__DIRECTIONS FOR THIS TASK__:
Pictures stay out of your copy, but everything else in the records below must be repeated exactly.

__GIVEN RECORDS__:
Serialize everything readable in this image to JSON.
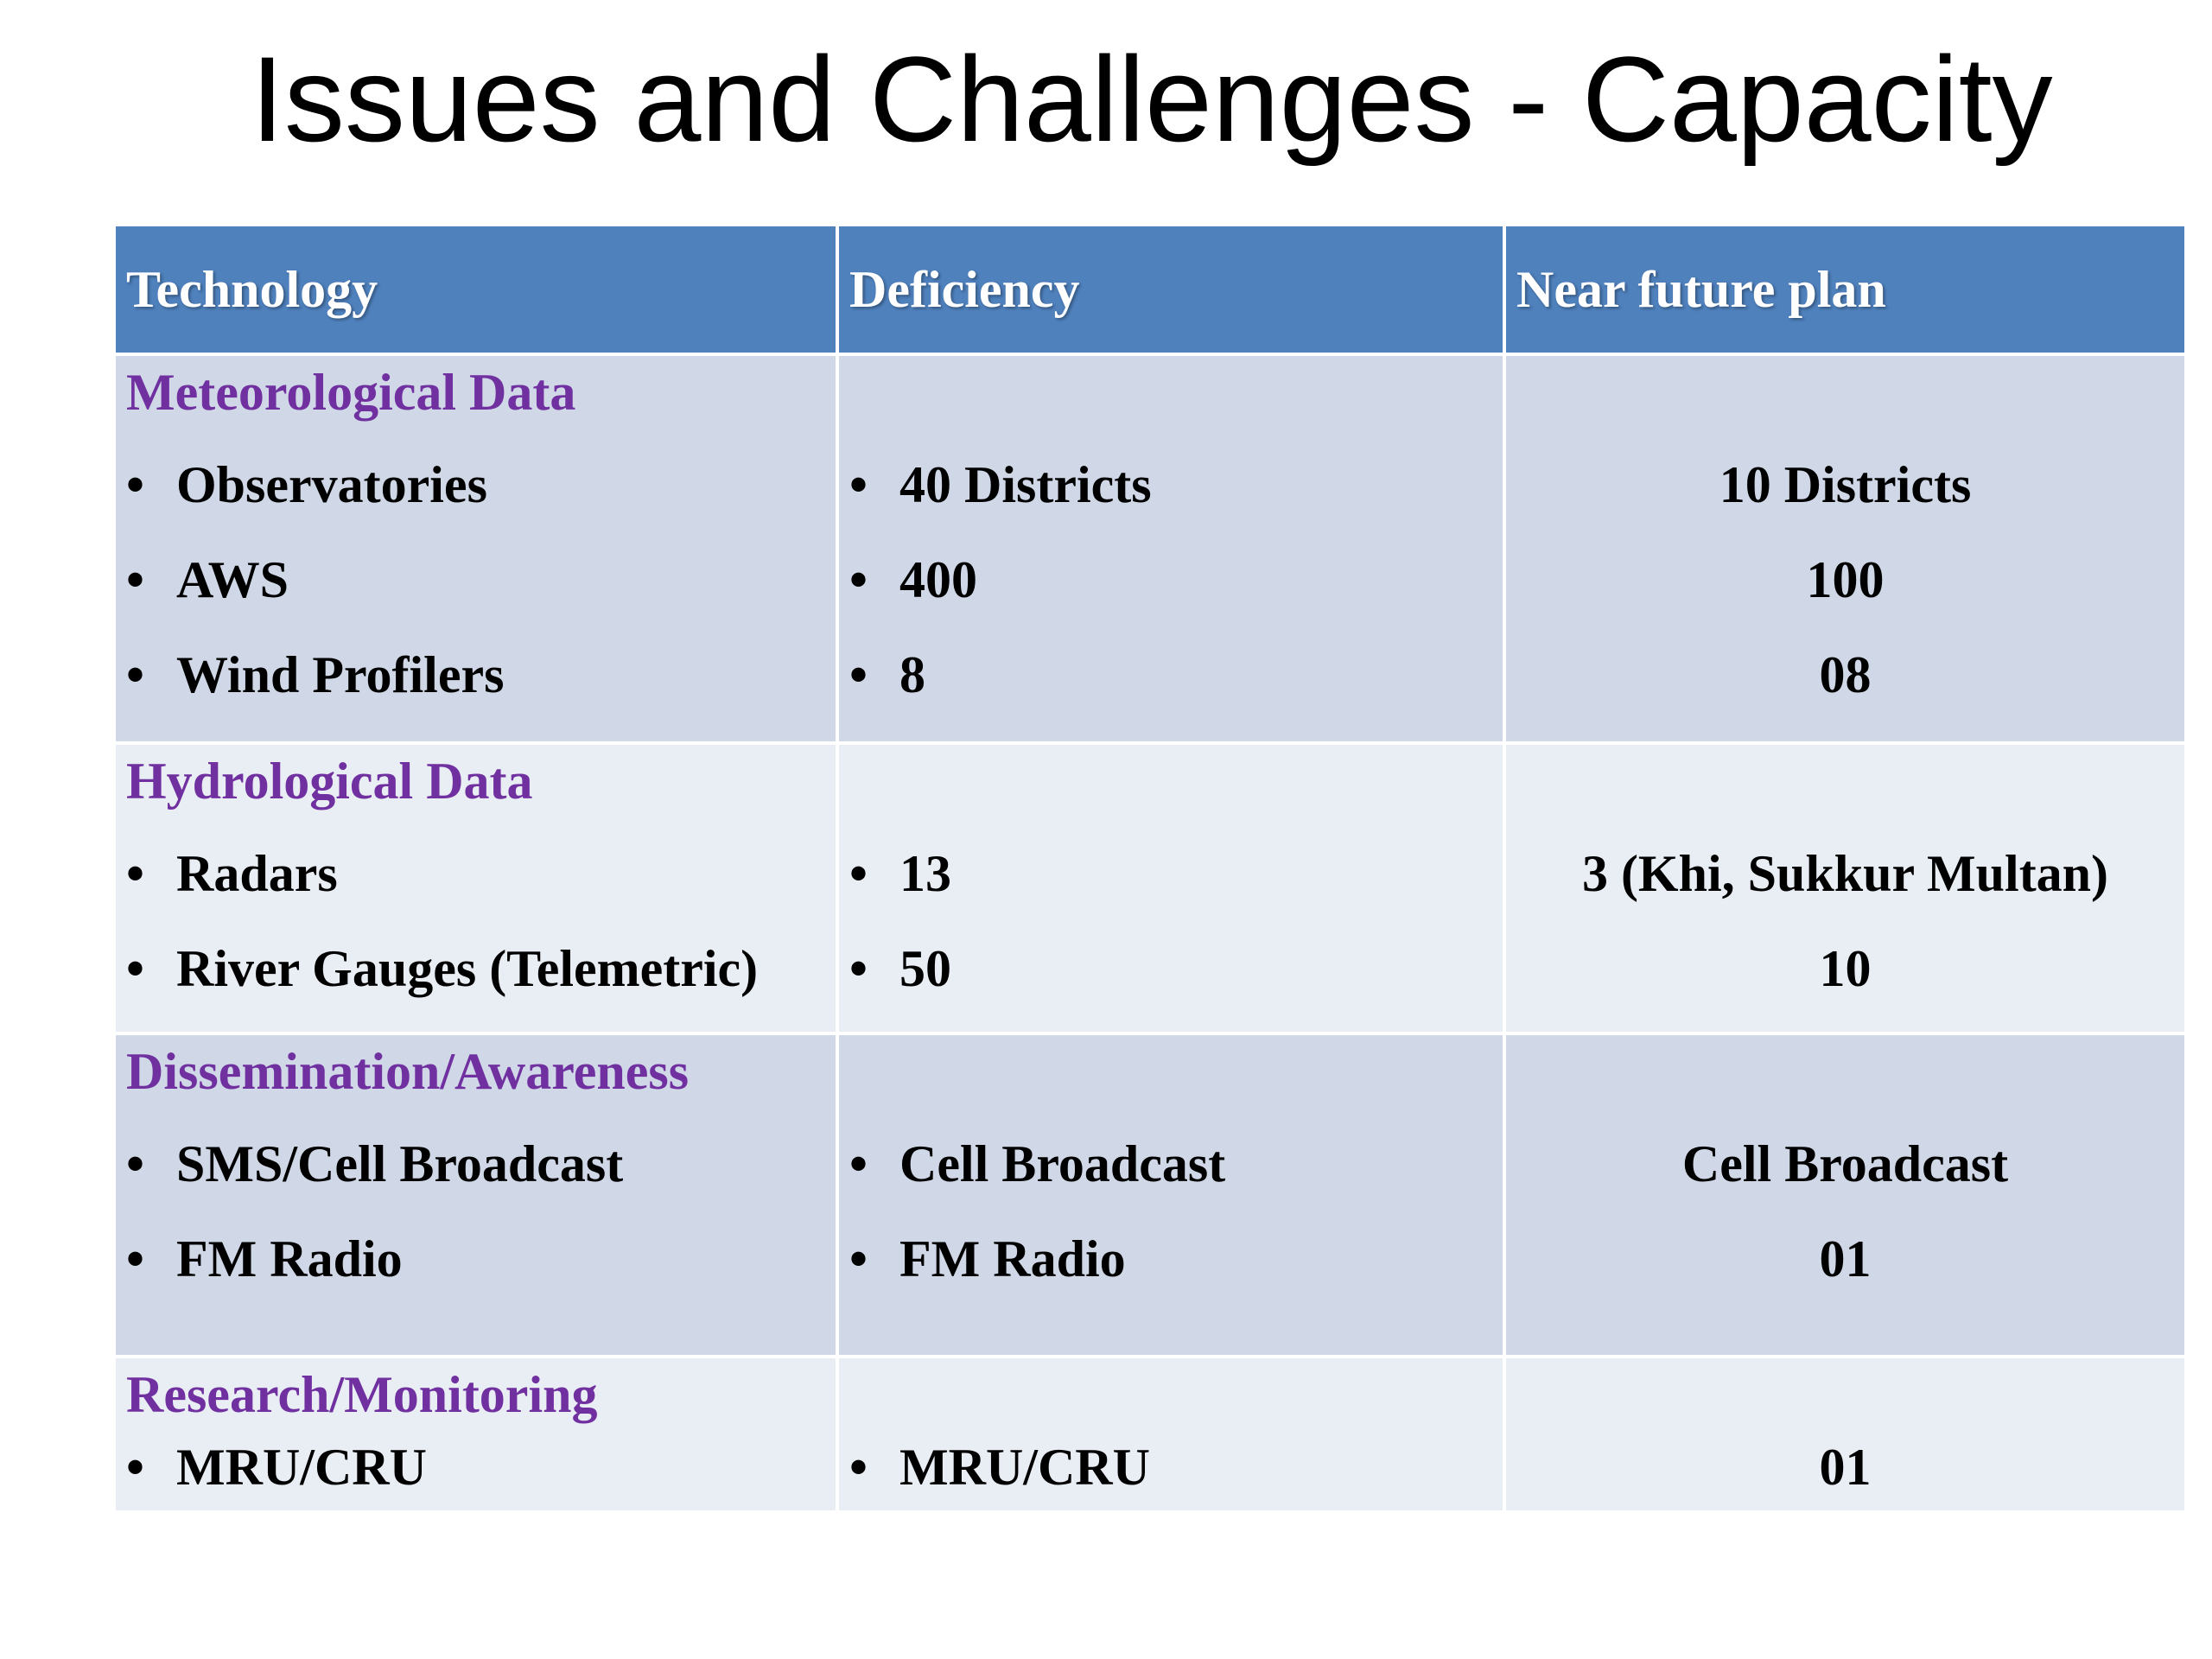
{
  "title": "Issues and Challenges - Capacity",
  "table": {
    "headers": [
      "Technology",
      "Deficiency",
      "Near future plan"
    ],
    "bullet": "•",
    "sections": [
      {
        "heading": "Meteorological Data",
        "rows": [
          {
            "technology": "Observatories",
            "deficiency": "40 Districts",
            "plan": "10 Districts"
          },
          {
            "technology": "AWS",
            "deficiency": "400",
            "plan": "100"
          },
          {
            "technology": "Wind Profilers",
            "deficiency": "8",
            "plan": "08"
          }
        ]
      },
      {
        "heading": "Hydrological Data",
        "rows": [
          {
            "technology": "Radars",
            "deficiency": "13",
            "plan": "3 (Khi, Sukkur Multan)"
          },
          {
            "technology": "River Gauges (Telemetric)",
            "deficiency": "50",
            "plan": "10"
          }
        ]
      },
      {
        "heading": "Dissemination/Awareness",
        "rows": [
          {
            "technology": "SMS/Cell Broadcast",
            "deficiency": "Cell Broadcast",
            "plan": "Cell Broadcast"
          },
          {
            "technology": "FM Radio",
            "deficiency": "FM Radio",
            "plan": "01"
          }
        ]
      },
      {
        "heading": "Research/Monitoring",
        "rows": [
          {
            "technology": "MRU/CRU",
            "deficiency": "MRU/CRU",
            "plan": "01"
          }
        ]
      }
    ]
  },
  "colors": {
    "header_fill": "#4f81bd",
    "band_dark": "#d0d8e8",
    "band_light": "#e9edf4",
    "section_heading": "#7030a0"
  }
}
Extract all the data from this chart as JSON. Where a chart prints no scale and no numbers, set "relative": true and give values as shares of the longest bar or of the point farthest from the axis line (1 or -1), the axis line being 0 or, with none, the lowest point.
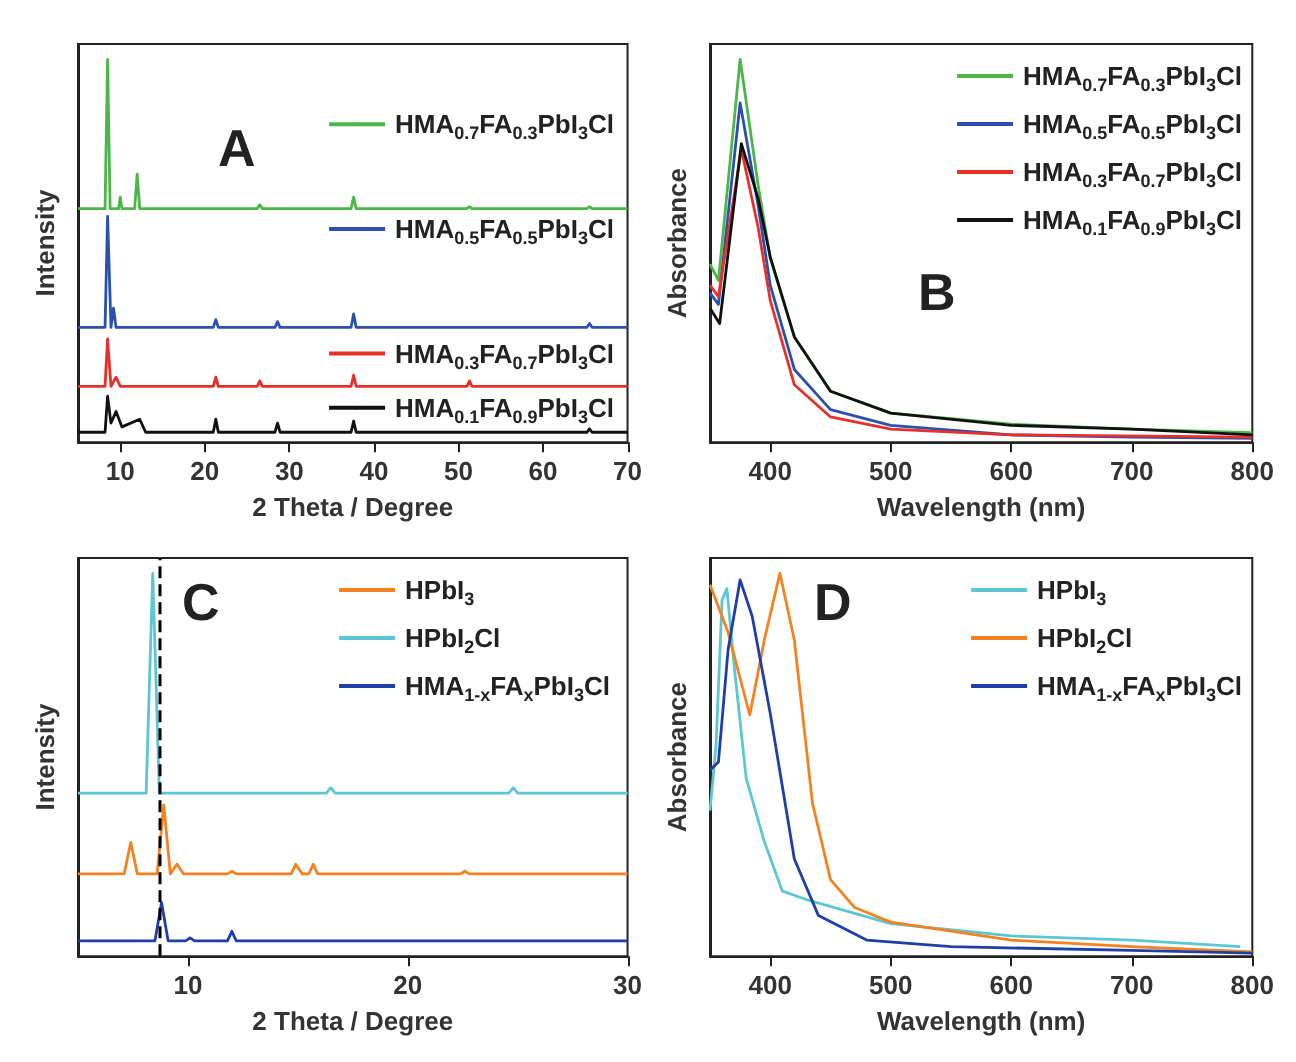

__RESPONSE__:
Serialize everything readable in this image to JSON.
{
  "title": "Issues and Challenges - Capacity",
  "table": {
    "headers": [
      "Technology",
      "Deficiency",
      "Near future plan"
    ],
    "bullet": "•",
    "sections": [
      {
        "heading": "Meteorological Data",
        "rows": [
          {
            "technology": "Observatories",
            "deficiency": "40 Districts",
            "plan": "10 Districts"
          },
          {
            "technology": "AWS",
            "deficiency": "400",
            "plan": "100"
          },
          {
            "technology": "Wind Profilers",
            "deficiency": "8",
            "plan": "08"
          }
        ]
      },
      {
        "heading": "Hydrological Data",
        "rows": [
          {
            "technology": "Radars",
            "deficiency": "13",
            "plan": "3 (Khi, Sukkur Multan)"
          },
          {
            "technology": "River Gauges (Telemetric)",
            "deficiency": "50",
            "plan": "10"
          }
        ]
      },
      {
        "heading": "Dissemination/Awareness",
        "rows": [
          {
            "technology": "SMS/Cell Broadcast",
            "deficiency": "Cell Broadcast",
            "plan": "Cell Broadcast"
          },
          {
            "technology": "FM Radio",
            "deficiency": "FM Radio",
            "plan": "01"
          }
        ]
      },
      {
        "heading": "Research/Monitoring",
        "rows": [
          {
            "technology": "MRU/CRU",
            "deficiency": "MRU/CRU",
            "plan": "01"
          }
        ]
      }
    ]
  },
  "colors": {
    "header_fill": "#4f81bd",
    "band_dark": "#d0d8e8",
    "band_light": "#e9edf4",
    "section_heading": "#7030a0"
  }
}
Extract all the data from this chart as JSON. Where a chart prints no scale and no numbers, set "relative": true and give values as shares of the longest bar or of the point farthest from the axis line (1 or -1), the axis line being 0 or, with none, the lowest point.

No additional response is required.